## BEGIN TASK DATA

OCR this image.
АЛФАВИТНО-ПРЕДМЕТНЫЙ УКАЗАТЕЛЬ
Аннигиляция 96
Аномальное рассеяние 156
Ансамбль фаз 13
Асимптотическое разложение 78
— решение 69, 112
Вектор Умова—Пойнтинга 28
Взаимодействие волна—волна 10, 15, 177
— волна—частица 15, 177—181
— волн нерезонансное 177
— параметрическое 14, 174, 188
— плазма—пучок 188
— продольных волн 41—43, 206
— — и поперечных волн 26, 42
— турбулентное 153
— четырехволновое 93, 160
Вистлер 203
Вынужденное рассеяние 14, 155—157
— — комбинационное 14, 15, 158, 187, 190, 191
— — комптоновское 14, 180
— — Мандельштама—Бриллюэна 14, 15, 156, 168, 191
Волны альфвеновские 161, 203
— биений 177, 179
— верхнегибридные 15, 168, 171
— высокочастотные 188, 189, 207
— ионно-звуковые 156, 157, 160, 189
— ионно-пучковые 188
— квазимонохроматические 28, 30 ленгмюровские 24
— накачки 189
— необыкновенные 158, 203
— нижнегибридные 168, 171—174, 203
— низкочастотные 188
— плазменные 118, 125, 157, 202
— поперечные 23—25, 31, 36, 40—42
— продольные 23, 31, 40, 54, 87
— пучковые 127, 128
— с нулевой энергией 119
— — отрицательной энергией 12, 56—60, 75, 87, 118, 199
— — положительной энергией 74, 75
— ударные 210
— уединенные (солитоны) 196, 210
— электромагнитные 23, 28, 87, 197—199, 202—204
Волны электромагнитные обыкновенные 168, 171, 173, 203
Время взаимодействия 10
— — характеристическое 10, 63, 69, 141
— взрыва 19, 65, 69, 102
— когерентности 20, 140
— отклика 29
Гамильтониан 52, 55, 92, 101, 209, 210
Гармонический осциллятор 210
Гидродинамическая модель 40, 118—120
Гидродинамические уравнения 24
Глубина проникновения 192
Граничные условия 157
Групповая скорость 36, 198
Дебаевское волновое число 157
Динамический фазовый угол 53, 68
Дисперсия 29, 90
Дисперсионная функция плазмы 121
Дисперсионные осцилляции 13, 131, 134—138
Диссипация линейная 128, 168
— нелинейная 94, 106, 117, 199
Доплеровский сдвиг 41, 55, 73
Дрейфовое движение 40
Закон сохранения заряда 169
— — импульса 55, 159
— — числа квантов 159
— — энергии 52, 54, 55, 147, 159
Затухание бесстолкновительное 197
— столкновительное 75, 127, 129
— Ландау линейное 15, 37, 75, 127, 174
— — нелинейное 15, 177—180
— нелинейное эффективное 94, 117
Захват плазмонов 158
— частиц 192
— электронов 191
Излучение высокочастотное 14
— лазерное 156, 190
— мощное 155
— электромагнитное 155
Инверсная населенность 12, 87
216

## END TASK DATA

EXERCISE INSTRUCTIONS: Go through the entries above and copy every line containing "рассеяние".

RESPONSE TO THIS TASK:
Аномальное рассеяние 156
Вынужденное рассеяние 14, 155—157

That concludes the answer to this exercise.